### The data
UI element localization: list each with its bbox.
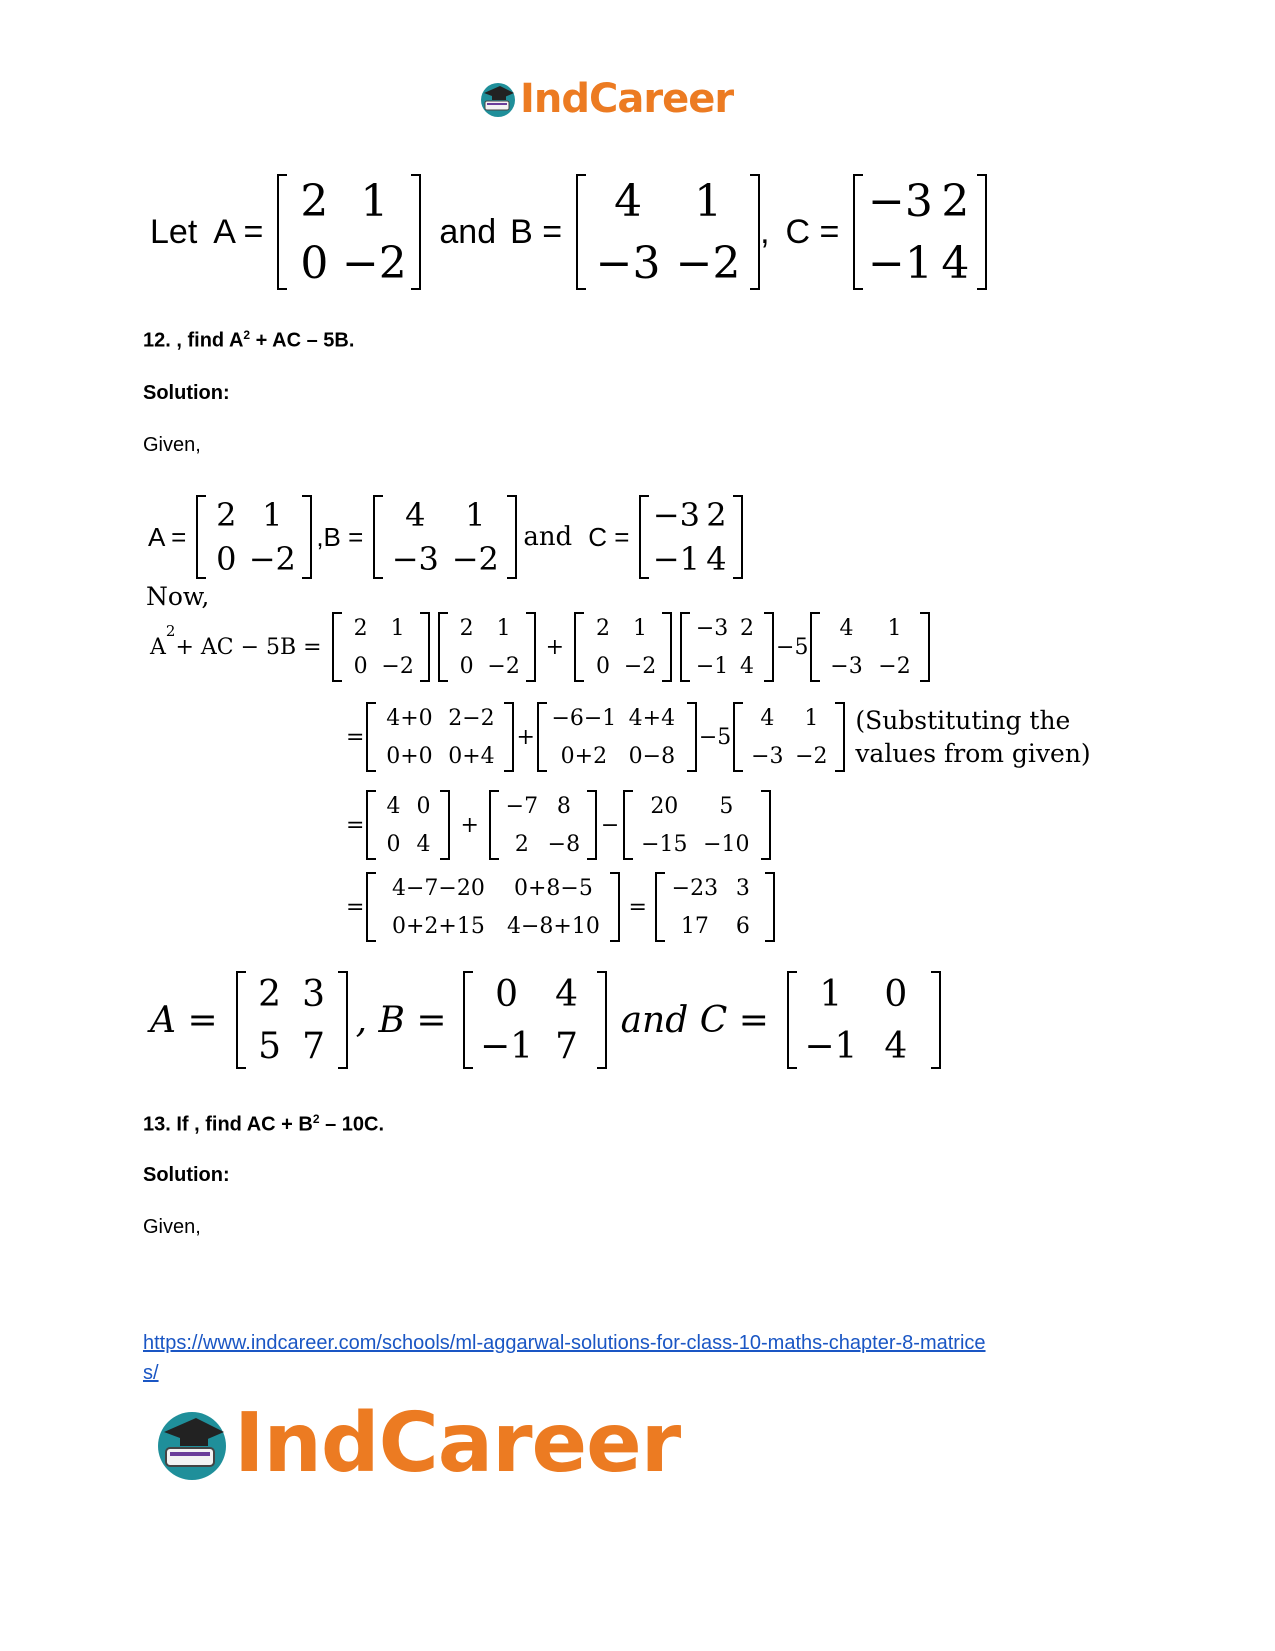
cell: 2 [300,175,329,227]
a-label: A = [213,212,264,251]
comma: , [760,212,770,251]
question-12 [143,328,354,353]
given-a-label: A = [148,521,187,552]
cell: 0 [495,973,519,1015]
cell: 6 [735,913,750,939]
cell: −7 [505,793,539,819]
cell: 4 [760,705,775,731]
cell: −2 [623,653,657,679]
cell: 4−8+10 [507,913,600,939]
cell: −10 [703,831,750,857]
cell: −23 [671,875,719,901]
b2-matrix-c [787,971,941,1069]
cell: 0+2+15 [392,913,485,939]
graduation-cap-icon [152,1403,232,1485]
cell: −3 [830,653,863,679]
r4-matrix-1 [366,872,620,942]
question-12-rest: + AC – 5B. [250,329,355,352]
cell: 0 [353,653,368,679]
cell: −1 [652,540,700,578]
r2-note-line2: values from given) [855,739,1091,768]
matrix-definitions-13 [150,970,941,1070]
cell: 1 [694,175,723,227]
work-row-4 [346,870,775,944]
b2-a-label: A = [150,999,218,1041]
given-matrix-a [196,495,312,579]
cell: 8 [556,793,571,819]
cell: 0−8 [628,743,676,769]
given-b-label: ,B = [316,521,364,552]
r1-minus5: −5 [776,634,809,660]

### Instructions to follow
Rewrite the listing above, replacing every "matrix" with "array" and changing nothing else. Leave out the pictures.

### Full response
UI element localization: list each with its bbox.
cell: 2 [300,175,329,227]
a-label: A = [213,212,264,251]
comma: , [760,212,770,251]
question-12 [143,328,354,353]
given-a-label: A = [148,521,187,552]
cell: 0 [495,973,519,1015]
cell: 6 [735,913,750,939]
cell: −7 [505,793,539,819]
cell: 4 [760,705,775,731]
cell: −2 [623,653,657,679]
cell: 4−8+10 [507,913,600,939]
cell: −10 [703,831,750,857]
cell: −23 [671,875,719,901]
b2-array-c [787,971,941,1069]
cell: 0+2+15 [392,913,485,939]
graduation-cap-icon [152,1403,232,1485]
cell: −3 [830,653,863,679]
r4-array-1 [366,872,620,942]
question-12-rest: + AC – 5B. [250,329,355,352]
cell: 0 [353,653,368,679]
cell: −1 [652,540,700,578]
r2-note-line2: values from given) [855,739,1091,768]
array-definitions-13 [150,970,941,1070]
cell: 1 [694,175,723,227]
work-row-4 [346,870,775,944]
b2-a-label: A = [150,999,218,1041]
given-array-a [196,495,312,579]
cell: 8 [556,793,571,819]
cell: 0−8 [628,743,676,769]
given-b-label: ,B = [316,521,364,552]
r1-minus5: −5 [776,634,809,660]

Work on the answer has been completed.